__Written instruction__
Find the lines containing the word "eller" and copy every one of them.

(Data entries for graphics)
★ ★ ★ ★ ★

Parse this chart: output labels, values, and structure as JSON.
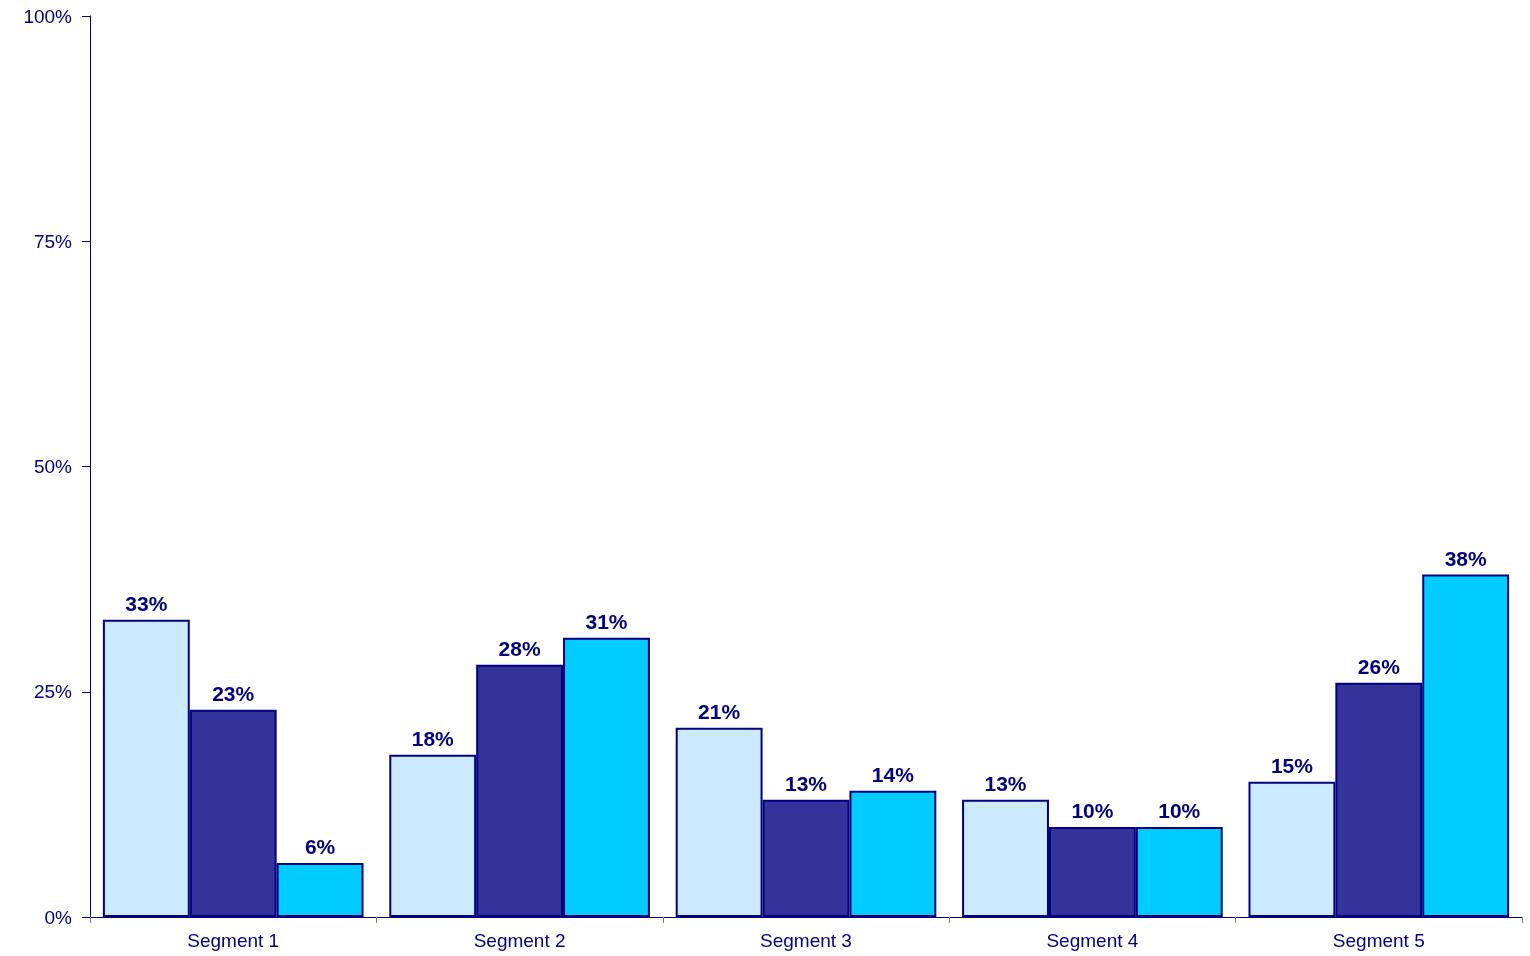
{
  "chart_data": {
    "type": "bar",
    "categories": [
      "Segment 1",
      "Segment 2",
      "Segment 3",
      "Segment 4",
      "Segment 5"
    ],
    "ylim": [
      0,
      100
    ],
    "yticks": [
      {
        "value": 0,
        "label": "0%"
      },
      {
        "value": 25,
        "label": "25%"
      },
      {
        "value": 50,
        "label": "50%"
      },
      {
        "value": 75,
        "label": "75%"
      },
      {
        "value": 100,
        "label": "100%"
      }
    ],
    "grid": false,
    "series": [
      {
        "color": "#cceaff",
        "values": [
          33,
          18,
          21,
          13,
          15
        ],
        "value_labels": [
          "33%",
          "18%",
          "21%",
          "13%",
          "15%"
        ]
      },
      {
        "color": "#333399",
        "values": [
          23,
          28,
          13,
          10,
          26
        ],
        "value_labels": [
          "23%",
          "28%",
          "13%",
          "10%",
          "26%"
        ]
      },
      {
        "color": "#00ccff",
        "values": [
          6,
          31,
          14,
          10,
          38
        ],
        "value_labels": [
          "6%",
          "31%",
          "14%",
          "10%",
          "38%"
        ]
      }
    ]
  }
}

★ ★ ★ ★ ★

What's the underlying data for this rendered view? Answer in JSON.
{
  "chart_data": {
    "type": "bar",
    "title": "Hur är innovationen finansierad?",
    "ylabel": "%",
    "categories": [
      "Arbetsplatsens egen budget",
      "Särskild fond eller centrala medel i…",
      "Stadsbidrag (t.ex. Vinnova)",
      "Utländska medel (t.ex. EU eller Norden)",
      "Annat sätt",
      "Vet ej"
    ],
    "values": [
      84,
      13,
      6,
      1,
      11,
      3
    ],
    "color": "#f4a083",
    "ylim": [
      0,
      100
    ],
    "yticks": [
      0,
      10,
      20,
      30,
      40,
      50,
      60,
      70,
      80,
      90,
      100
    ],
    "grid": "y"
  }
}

★ ★ ★ ★ ★

__Solution__
      "Särskild fond eller centrala medel i…",
      "Utländska medel (t.ex. EU eller Norden)",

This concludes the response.